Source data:
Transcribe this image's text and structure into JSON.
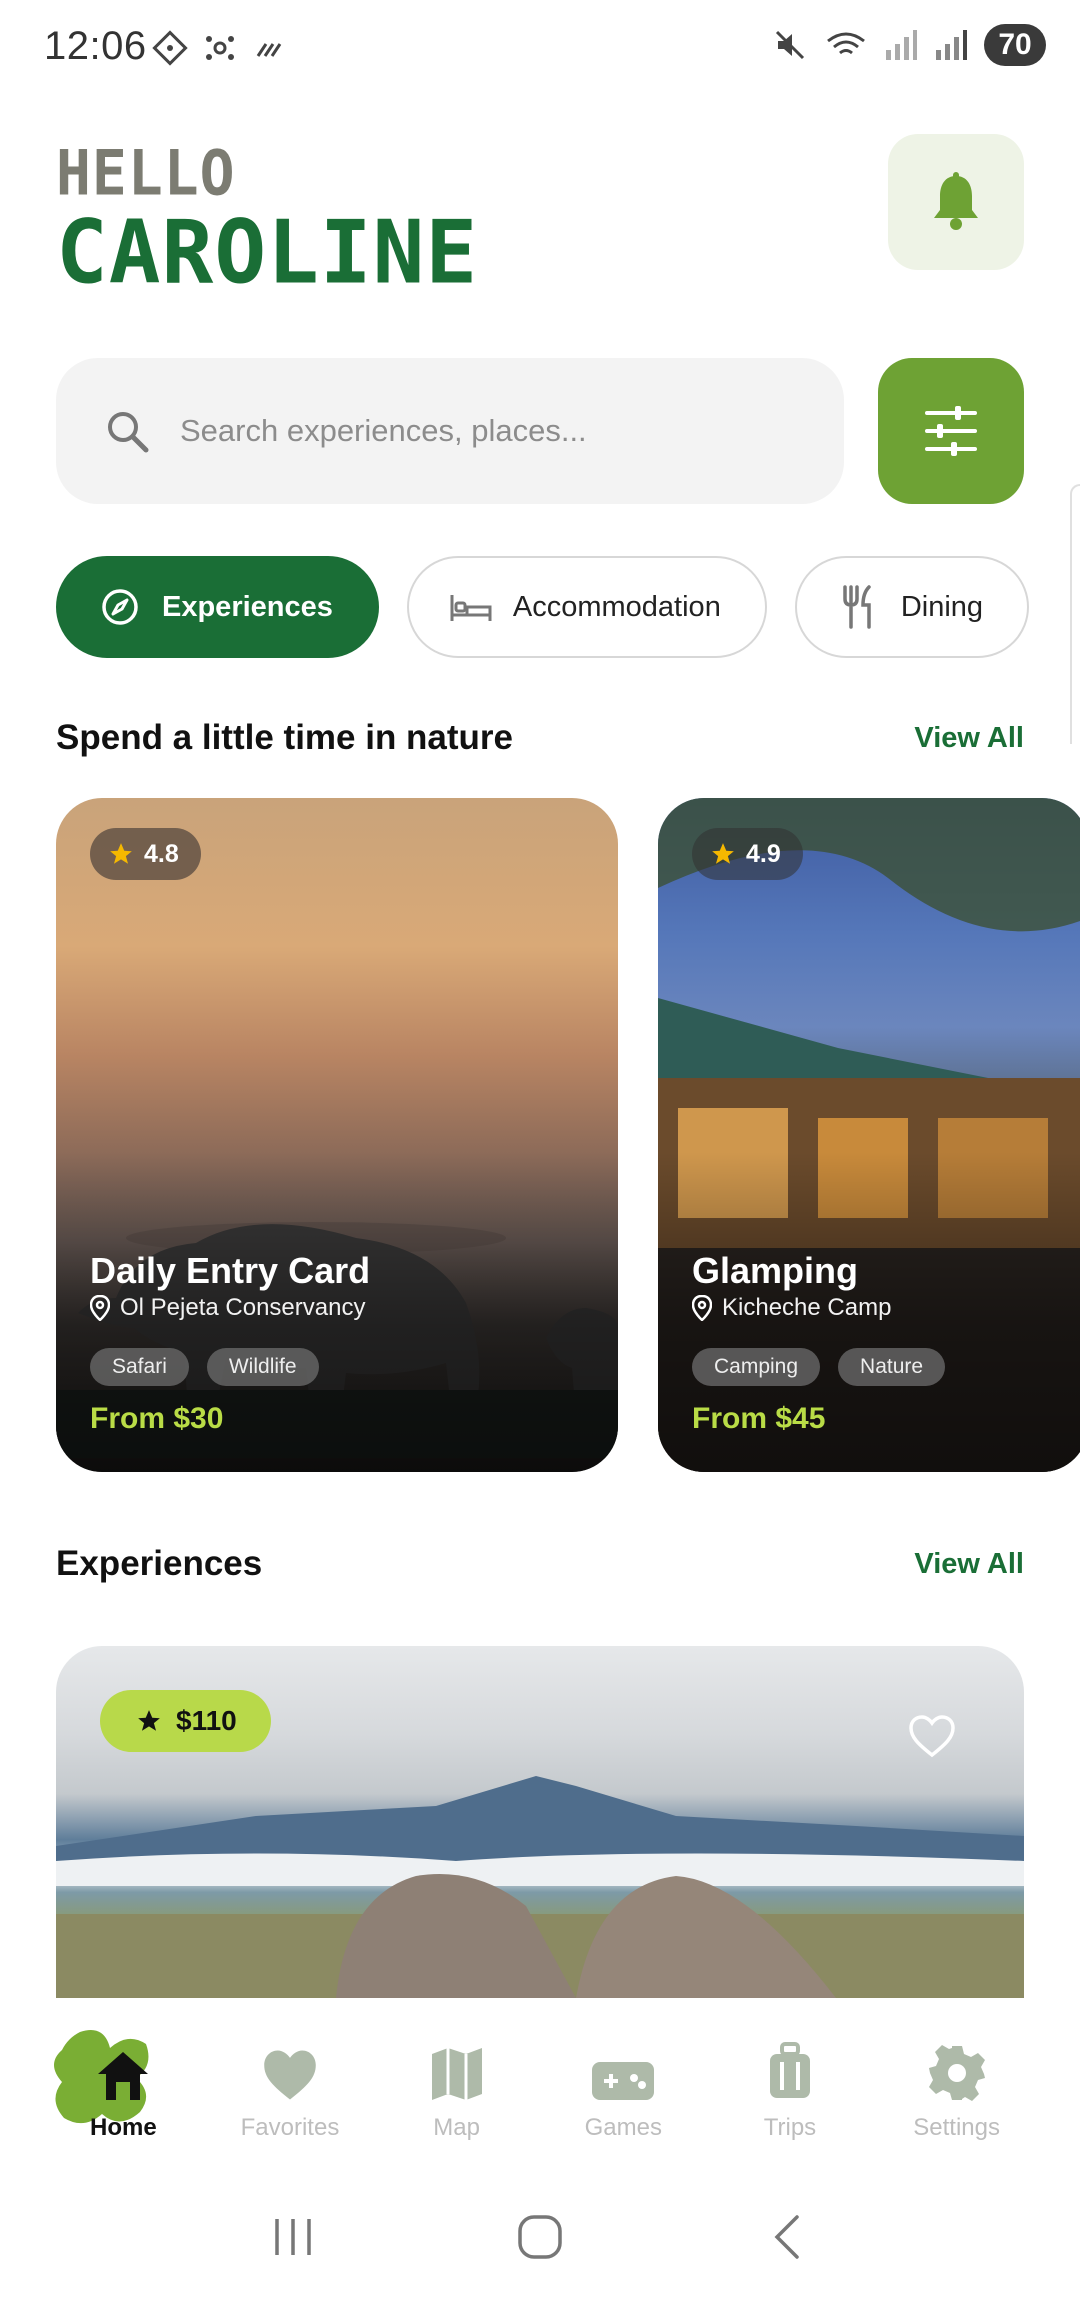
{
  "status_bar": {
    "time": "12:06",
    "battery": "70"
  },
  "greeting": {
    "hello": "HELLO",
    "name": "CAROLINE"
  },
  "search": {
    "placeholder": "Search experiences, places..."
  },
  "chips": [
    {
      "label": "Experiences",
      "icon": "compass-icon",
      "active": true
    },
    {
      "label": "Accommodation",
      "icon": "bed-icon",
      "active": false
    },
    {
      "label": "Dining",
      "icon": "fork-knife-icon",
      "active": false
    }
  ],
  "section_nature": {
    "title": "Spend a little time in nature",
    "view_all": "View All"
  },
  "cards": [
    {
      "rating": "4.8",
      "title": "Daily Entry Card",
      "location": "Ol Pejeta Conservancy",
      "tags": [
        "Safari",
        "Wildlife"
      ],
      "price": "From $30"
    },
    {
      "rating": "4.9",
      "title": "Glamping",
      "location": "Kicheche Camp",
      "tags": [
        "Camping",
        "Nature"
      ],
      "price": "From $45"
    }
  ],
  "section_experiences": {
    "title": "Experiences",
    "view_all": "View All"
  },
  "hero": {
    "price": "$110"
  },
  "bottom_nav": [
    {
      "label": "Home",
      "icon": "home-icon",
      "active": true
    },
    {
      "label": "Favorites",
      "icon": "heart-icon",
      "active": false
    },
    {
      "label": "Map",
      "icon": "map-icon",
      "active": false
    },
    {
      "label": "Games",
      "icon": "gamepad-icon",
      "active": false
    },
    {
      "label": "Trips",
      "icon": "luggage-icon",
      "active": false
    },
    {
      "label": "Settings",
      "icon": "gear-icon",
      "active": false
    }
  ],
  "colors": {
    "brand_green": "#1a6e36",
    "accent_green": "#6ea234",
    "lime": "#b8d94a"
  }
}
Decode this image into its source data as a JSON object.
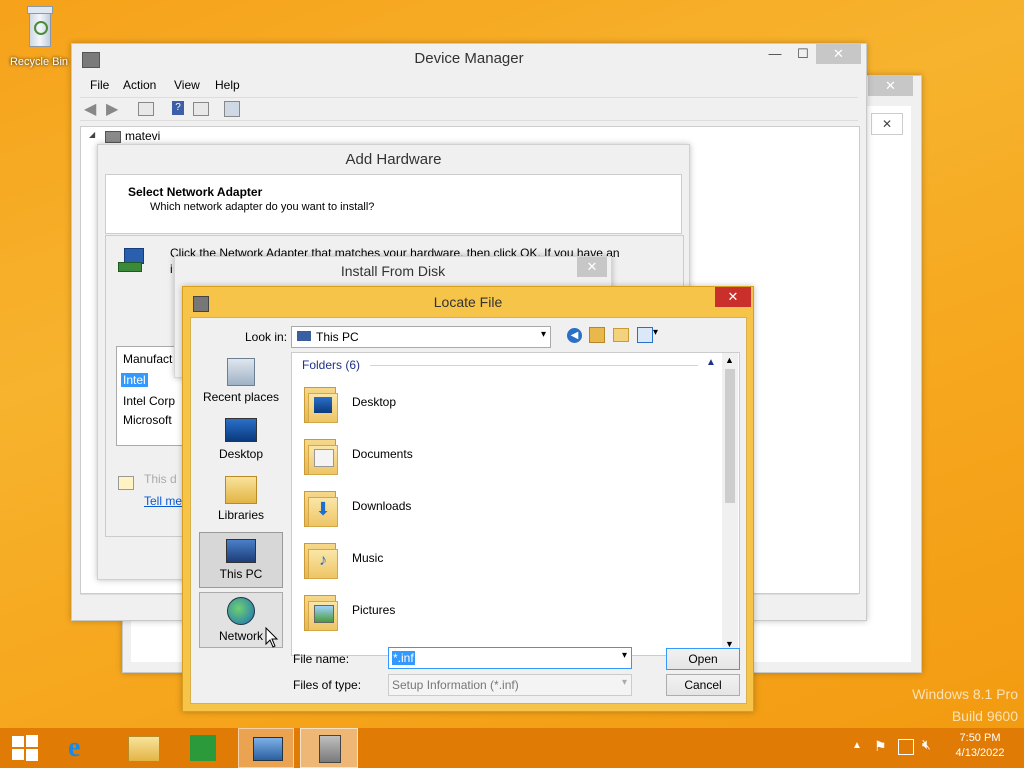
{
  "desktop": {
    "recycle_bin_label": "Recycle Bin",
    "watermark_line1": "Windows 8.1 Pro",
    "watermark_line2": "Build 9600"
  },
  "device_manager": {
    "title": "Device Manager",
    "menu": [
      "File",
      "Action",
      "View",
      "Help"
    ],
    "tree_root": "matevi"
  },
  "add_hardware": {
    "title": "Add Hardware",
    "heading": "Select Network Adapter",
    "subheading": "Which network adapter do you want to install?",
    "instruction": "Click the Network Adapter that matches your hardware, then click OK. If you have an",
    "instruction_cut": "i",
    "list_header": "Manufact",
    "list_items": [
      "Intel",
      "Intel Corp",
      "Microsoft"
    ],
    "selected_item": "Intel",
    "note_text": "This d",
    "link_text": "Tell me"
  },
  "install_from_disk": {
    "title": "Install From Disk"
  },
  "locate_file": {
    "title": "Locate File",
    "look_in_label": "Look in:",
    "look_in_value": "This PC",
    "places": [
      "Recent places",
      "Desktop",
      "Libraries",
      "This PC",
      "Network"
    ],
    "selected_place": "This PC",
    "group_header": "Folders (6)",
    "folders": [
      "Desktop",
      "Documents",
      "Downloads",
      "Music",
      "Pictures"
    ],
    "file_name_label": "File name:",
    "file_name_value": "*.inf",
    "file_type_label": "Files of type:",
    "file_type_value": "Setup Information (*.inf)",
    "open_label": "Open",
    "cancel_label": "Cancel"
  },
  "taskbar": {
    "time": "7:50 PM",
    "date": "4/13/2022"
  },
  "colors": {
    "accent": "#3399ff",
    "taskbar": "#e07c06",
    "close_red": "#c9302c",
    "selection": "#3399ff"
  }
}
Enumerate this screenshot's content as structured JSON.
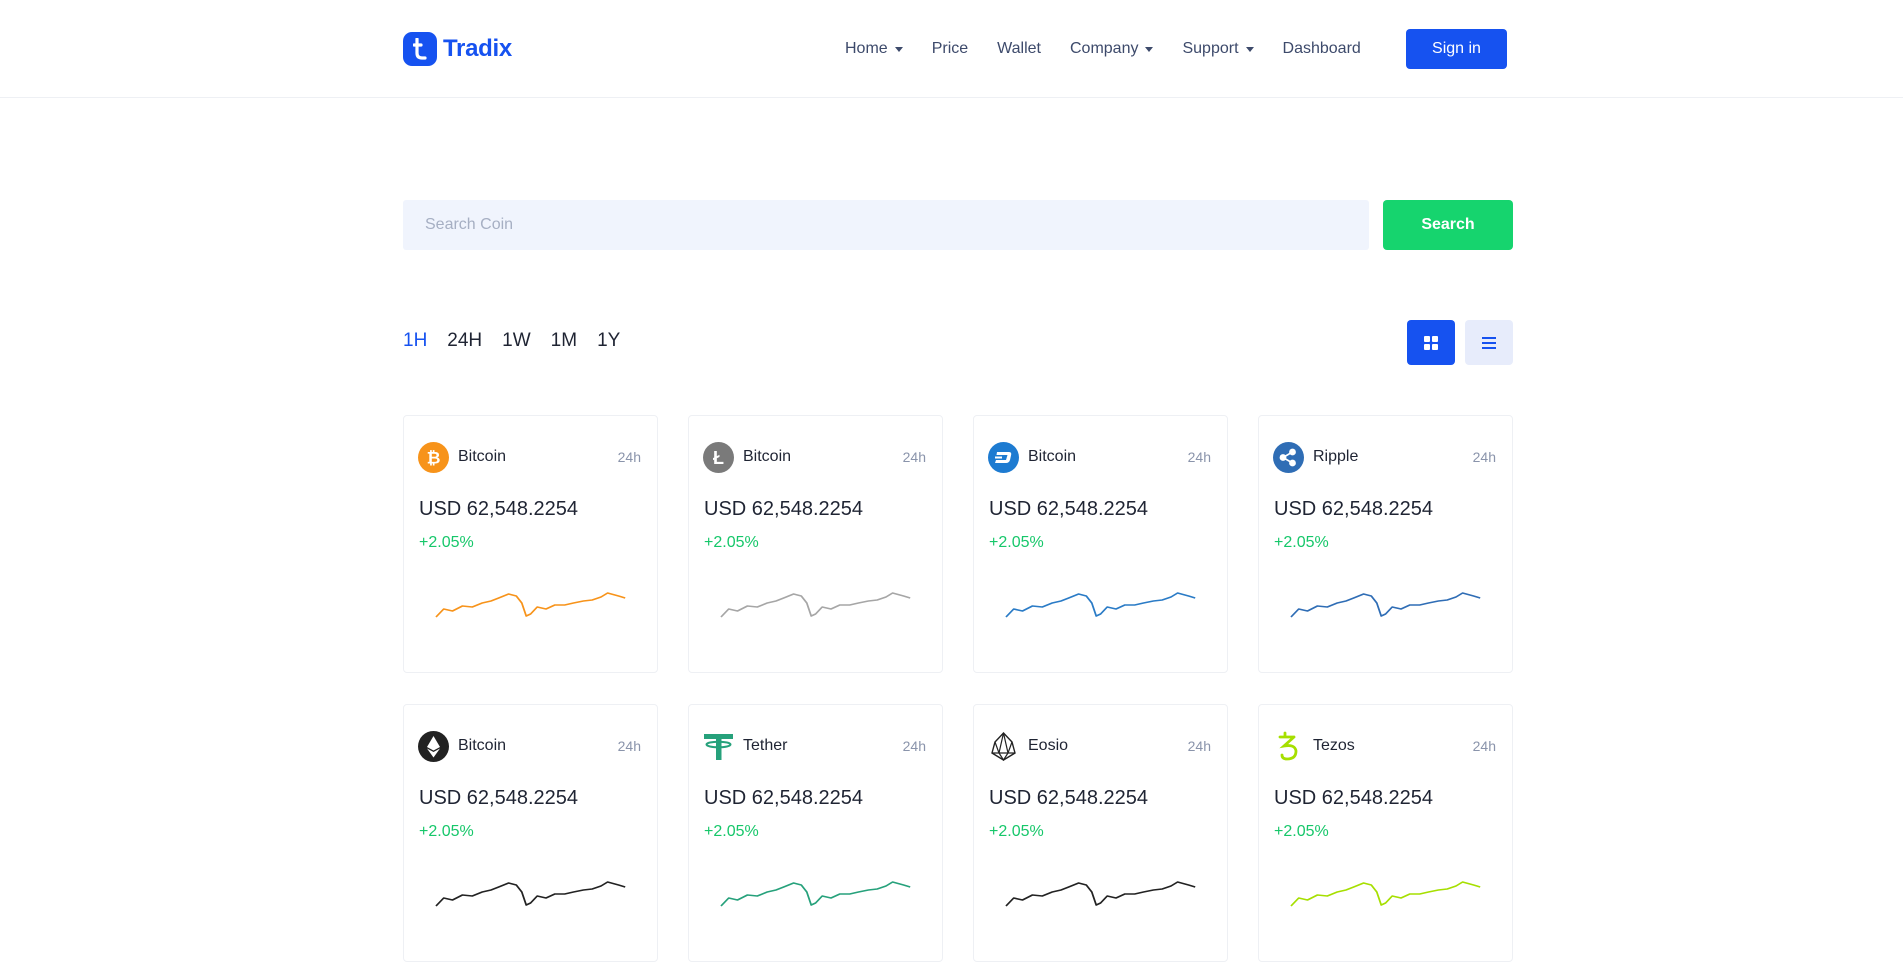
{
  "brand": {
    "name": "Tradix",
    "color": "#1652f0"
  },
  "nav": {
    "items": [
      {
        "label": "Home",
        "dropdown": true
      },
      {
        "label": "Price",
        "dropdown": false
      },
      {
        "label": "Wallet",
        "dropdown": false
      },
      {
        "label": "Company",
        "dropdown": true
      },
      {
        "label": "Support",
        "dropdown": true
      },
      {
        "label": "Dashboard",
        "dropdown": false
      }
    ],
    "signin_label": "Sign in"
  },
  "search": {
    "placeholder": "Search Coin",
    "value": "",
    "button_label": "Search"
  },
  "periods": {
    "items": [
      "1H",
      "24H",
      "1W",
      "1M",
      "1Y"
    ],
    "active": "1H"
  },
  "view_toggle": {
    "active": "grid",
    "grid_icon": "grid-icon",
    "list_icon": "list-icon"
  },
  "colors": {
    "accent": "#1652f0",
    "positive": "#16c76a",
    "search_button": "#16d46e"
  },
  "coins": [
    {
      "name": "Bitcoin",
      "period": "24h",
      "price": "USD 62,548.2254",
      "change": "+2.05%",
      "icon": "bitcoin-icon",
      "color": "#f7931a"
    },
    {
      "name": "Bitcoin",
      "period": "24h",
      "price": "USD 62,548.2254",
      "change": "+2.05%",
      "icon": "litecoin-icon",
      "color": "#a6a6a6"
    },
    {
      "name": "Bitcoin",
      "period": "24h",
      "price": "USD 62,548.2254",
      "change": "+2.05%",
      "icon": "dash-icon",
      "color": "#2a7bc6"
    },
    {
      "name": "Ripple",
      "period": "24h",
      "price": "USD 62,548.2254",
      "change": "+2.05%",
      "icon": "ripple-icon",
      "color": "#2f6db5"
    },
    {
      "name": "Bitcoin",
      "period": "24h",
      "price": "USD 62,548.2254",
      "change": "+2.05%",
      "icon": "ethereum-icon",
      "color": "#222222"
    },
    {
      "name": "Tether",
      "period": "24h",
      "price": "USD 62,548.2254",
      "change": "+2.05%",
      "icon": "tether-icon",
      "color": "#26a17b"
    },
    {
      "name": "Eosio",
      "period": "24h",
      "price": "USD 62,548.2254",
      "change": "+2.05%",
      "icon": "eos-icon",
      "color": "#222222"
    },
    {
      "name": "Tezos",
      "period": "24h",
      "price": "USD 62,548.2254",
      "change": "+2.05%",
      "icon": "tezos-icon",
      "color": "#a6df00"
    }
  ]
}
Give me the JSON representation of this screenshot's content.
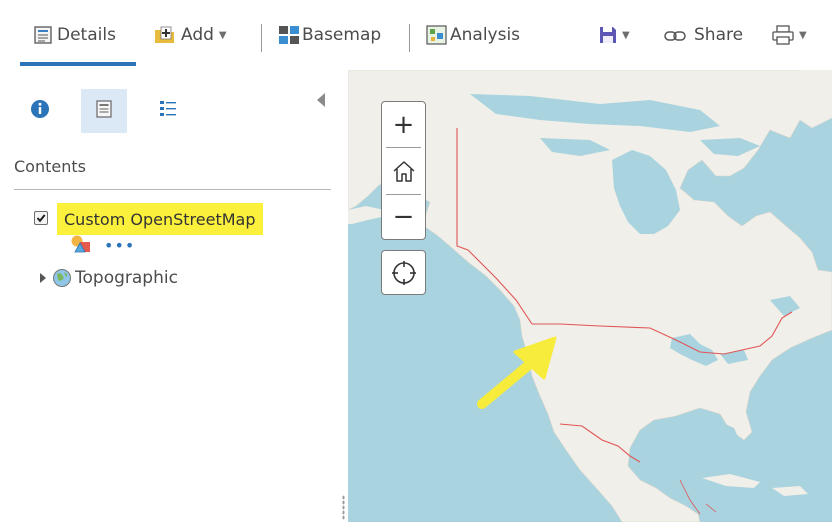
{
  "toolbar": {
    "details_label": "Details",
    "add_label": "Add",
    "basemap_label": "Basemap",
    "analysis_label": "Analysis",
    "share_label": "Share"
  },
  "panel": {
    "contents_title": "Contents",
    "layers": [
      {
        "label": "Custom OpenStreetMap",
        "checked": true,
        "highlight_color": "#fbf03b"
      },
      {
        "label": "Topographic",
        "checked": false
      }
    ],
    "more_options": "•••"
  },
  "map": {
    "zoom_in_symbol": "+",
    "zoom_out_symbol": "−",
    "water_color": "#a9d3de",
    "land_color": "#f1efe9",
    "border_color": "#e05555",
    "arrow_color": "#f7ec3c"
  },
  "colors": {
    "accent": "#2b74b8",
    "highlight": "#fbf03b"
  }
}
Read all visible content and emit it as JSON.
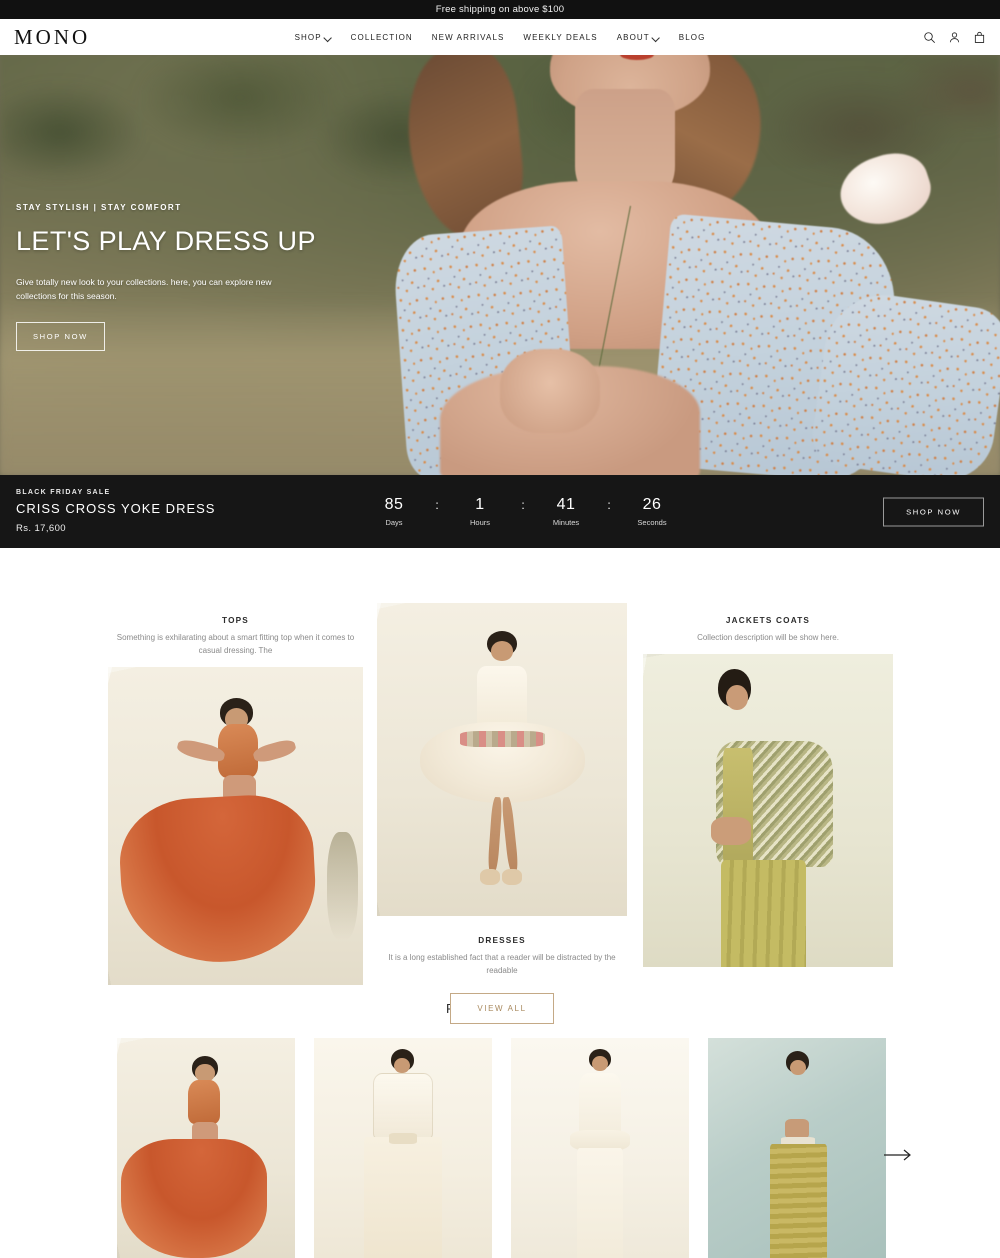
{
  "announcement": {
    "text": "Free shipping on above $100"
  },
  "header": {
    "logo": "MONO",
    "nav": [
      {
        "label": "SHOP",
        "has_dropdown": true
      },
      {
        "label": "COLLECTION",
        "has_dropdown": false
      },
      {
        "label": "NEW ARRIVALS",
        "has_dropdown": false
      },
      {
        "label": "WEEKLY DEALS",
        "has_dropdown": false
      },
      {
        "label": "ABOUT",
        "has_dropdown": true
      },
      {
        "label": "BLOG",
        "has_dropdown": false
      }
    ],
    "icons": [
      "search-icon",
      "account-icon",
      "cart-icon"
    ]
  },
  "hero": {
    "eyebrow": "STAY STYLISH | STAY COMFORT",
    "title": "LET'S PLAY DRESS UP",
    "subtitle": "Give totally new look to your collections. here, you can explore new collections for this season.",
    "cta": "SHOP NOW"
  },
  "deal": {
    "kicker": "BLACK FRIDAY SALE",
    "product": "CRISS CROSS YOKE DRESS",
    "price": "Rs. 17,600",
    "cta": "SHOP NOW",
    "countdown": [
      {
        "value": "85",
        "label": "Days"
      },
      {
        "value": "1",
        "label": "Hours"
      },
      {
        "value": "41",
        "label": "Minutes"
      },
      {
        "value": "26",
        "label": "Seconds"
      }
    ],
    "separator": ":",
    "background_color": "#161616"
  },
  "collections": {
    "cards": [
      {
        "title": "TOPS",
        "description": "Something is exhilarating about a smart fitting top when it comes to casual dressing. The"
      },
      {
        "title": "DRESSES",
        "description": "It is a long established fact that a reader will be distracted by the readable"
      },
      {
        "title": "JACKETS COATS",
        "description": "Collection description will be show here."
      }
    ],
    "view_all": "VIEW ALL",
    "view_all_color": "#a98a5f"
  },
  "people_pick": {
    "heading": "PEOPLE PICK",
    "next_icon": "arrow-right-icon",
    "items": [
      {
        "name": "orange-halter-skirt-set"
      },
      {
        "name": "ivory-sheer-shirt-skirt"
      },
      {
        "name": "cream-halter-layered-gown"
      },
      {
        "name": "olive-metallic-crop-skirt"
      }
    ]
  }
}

**Aim**
Pull every line containing the word "your" out of the material.

**The result**
    "instruction": "Click the Network Adapter that matches your hardware, then click OK. If you have an",
    "subtitle": "Give totally new look to your collections. here, you can explore new collections for this season.",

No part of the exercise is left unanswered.